─── Exercise data

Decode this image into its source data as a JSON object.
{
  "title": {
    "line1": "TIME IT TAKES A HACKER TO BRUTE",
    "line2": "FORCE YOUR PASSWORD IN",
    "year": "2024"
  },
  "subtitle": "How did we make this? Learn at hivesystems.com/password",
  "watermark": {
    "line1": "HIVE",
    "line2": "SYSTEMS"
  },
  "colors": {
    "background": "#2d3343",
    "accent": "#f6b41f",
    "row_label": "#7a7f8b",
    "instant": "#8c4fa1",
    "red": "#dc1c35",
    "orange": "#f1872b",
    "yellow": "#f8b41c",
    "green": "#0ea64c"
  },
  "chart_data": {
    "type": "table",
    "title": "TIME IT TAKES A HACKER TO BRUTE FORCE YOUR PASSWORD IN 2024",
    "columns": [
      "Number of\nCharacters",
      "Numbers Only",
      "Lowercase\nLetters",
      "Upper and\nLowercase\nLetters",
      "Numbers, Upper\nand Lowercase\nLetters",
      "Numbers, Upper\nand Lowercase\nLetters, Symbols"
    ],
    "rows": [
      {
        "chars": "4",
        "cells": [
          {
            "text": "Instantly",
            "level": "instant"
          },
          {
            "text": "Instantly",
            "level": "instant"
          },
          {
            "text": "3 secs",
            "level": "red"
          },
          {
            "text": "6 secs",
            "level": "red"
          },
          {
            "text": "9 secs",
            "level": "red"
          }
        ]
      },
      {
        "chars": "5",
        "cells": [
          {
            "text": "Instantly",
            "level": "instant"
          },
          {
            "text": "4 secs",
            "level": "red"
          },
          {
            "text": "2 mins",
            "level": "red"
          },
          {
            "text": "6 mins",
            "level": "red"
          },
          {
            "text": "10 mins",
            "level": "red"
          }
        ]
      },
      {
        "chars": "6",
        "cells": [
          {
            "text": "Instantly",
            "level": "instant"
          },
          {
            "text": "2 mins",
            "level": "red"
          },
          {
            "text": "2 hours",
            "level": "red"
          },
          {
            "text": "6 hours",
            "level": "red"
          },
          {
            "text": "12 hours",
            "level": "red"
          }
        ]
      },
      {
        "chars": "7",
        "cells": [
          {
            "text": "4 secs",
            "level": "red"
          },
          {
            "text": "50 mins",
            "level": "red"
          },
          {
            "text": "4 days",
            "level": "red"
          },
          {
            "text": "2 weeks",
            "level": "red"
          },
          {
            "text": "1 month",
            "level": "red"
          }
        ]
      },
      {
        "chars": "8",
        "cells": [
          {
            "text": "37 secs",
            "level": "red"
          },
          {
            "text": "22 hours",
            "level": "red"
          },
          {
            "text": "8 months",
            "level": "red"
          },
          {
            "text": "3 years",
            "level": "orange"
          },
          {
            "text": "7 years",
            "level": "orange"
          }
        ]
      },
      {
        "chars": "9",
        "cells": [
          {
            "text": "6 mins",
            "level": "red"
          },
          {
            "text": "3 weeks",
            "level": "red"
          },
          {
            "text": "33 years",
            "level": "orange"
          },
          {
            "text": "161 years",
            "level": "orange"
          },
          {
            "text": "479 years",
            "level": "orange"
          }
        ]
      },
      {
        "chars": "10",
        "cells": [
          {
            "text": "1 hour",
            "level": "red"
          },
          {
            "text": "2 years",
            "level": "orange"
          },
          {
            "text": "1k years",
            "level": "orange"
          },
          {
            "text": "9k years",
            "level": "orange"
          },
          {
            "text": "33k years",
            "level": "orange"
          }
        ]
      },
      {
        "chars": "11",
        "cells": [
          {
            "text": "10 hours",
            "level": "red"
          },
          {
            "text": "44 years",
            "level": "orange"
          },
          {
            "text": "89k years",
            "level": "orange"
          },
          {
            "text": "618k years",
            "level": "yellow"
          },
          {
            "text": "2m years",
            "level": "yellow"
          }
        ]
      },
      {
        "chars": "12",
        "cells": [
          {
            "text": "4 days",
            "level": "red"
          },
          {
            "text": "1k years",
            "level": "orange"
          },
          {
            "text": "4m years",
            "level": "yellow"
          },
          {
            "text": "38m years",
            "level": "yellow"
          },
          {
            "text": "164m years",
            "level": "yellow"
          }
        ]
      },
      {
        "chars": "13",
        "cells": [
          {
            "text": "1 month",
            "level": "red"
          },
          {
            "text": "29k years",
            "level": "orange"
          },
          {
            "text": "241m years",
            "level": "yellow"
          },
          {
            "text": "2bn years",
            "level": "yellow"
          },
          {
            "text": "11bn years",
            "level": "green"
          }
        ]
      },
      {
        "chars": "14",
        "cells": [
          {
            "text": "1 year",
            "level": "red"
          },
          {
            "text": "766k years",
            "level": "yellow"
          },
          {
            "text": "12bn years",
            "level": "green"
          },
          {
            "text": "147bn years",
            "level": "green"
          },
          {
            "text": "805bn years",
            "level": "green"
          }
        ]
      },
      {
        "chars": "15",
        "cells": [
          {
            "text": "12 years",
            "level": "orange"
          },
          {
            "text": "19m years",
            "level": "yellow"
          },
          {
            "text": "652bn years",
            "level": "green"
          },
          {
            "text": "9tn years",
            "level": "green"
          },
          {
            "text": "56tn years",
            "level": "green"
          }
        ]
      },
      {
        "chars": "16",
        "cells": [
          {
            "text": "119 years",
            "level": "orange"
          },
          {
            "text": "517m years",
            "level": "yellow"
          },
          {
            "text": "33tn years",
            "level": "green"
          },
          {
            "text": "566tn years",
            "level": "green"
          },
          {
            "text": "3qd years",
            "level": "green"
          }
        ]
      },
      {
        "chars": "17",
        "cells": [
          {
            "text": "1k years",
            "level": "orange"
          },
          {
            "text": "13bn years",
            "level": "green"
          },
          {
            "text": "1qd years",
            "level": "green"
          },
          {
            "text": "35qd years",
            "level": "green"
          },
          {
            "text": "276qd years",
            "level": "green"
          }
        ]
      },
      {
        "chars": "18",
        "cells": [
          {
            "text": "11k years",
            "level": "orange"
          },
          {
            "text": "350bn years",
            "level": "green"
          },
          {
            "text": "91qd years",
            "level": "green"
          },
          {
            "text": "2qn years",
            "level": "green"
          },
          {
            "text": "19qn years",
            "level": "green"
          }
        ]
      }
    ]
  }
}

──────

# [What you will do]
Copy out each record exactly as given, omitting none.

# [Solution to the exercise]
Decode this image into its source data as a JSON object.
{
  "title": {
    "line1": "TIME IT TAKES A HACKER TO BRUTE",
    "line2": "FORCE YOUR PASSWORD IN",
    "year": "2024"
  },
  "subtitle": "How did we make this? Learn at hivesystems.com/password",
  "watermark": {
    "line1": "HIVE",
    "line2": "SYSTEMS"
  },
  "colors": {
    "background": "#2d3343",
    "accent": "#f6b41f",
    "row_label": "#7a7f8b",
    "instant": "#8c4fa1",
    "red": "#dc1c35",
    "orange": "#f1872b",
    "yellow": "#f8b41c",
    "green": "#0ea64c"
  },
  "chart_data": {
    "type": "table",
    "title": "TIME IT TAKES A HACKER TO BRUTE FORCE YOUR PASSWORD IN 2024",
    "columns": [
      "Number of\nCharacters",
      "Numbers Only",
      "Lowercase\nLetters",
      "Upper and\nLowercase\nLetters",
      "Numbers, Upper\nand Lowercase\nLetters",
      "Numbers, Upper\nand Lowercase\nLetters, Symbols"
    ],
    "rows": [
      {
        "chars": "4",
        "cells": [
          {
            "text": "Instantly",
            "level": "instant"
          },
          {
            "text": "Instantly",
            "level": "instant"
          },
          {
            "text": "3 secs",
            "level": "red"
          },
          {
            "text": "6 secs",
            "level": "red"
          },
          {
            "text": "9 secs",
            "level": "red"
          }
        ]
      },
      {
        "chars": "5",
        "cells": [
          {
            "text": "Instantly",
            "level": "instant"
          },
          {
            "text": "4 secs",
            "level": "red"
          },
          {
            "text": "2 mins",
            "level": "red"
          },
          {
            "text": "6 mins",
            "level": "red"
          },
          {
            "text": "10 mins",
            "level": "red"
          }
        ]
      },
      {
        "chars": "6",
        "cells": [
          {
            "text": "Instantly",
            "level": "instant"
          },
          {
            "text": "2 mins",
            "level": "red"
          },
          {
            "text": "2 hours",
            "level": "red"
          },
          {
            "text": "6 hours",
            "level": "red"
          },
          {
            "text": "12 hours",
            "level": "red"
          }
        ]
      },
      {
        "chars": "7",
        "cells": [
          {
            "text": "4 secs",
            "level": "red"
          },
          {
            "text": "50 mins",
            "level": "red"
          },
          {
            "text": "4 days",
            "level": "red"
          },
          {
            "text": "2 weeks",
            "level": "red"
          },
          {
            "text": "1 month",
            "level": "red"
          }
        ]
      },
      {
        "chars": "8",
        "cells": [
          {
            "text": "37 secs",
            "level": "red"
          },
          {
            "text": "22 hours",
            "level": "red"
          },
          {
            "text": "8 months",
            "level": "red"
          },
          {
            "text": "3 years",
            "level": "orange"
          },
          {
            "text": "7 years",
            "level": "orange"
          }
        ]
      },
      {
        "chars": "9",
        "cells": [
          {
            "text": "6 mins",
            "level": "red"
          },
          {
            "text": "3 weeks",
            "level": "red"
          },
          {
            "text": "33 years",
            "level": "orange"
          },
          {
            "text": "161 years",
            "level": "orange"
          },
          {
            "text": "479 years",
            "level": "orange"
          }
        ]
      },
      {
        "chars": "10",
        "cells": [
          {
            "text": "1 hour",
            "level": "red"
          },
          {
            "text": "2 years",
            "level": "orange"
          },
          {
            "text": "1k years",
            "level": "orange"
          },
          {
            "text": "9k years",
            "level": "orange"
          },
          {
            "text": "33k years",
            "level": "orange"
          }
        ]
      },
      {
        "chars": "11",
        "cells": [
          {
            "text": "10 hours",
            "level": "red"
          },
          {
            "text": "44 years",
            "level": "orange"
          },
          {
            "text": "89k years",
            "level": "orange"
          },
          {
            "text": "618k years",
            "level": "yellow"
          },
          {
            "text": "2m years",
            "level": "yellow"
          }
        ]
      },
      {
        "chars": "12",
        "cells": [
          {
            "text": "4 days",
            "level": "red"
          },
          {
            "text": "1k years",
            "level": "orange"
          },
          {
            "text": "4m years",
            "level": "yellow"
          },
          {
            "text": "38m years",
            "level": "yellow"
          },
          {
            "text": "164m years",
            "level": "yellow"
          }
        ]
      },
      {
        "chars": "13",
        "cells": [
          {
            "text": "1 month",
            "level": "red"
          },
          {
            "text": "29k years",
            "level": "orange"
          },
          {
            "text": "241m years",
            "level": "yellow"
          },
          {
            "text": "2bn years",
            "level": "yellow"
          },
          {
            "text": "11bn years",
            "level": "green"
          }
        ]
      },
      {
        "chars": "14",
        "cells": [
          {
            "text": "1 year",
            "level": "red"
          },
          {
            "text": "766k years",
            "level": "yellow"
          },
          {
            "text": "12bn years",
            "level": "green"
          },
          {
            "text": "147bn years",
            "level": "green"
          },
          {
            "text": "805bn years",
            "level": "green"
          }
        ]
      },
      {
        "chars": "15",
        "cells": [
          {
            "text": "12 years",
            "level": "orange"
          },
          {
            "text": "19m years",
            "level": "yellow"
          },
          {
            "text": "652bn years",
            "level": "green"
          },
          {
            "text": "9tn years",
            "level": "green"
          },
          {
            "text": "56tn years",
            "level": "green"
          }
        ]
      },
      {
        "chars": "16",
        "cells": [
          {
            "text": "119 years",
            "level": "orange"
          },
          {
            "text": "517m years",
            "level": "yellow"
          },
          {
            "text": "33tn years",
            "level": "green"
          },
          {
            "text": "566tn years",
            "level": "green"
          },
          {
            "text": "3qd years",
            "level": "green"
          }
        ]
      },
      {
        "chars": "17",
        "cells": [
          {
            "text": "1k years",
            "level": "orange"
          },
          {
            "text": "13bn years",
            "level": "green"
          },
          {
            "text": "1qd years",
            "level": "green"
          },
          {
            "text": "35qd years",
            "level": "green"
          },
          {
            "text": "276qd years",
            "level": "green"
          }
        ]
      },
      {
        "chars": "18",
        "cells": [
          {
            "text": "11k years",
            "level": "orange"
          },
          {
            "text": "350bn years",
            "level": "green"
          },
          {
            "text": "91qd years",
            "level": "green"
          },
          {
            "text": "2qn years",
            "level": "green"
          },
          {
            "text": "19qn years",
            "level": "green"
          }
        ]
      }
    ]
  }
}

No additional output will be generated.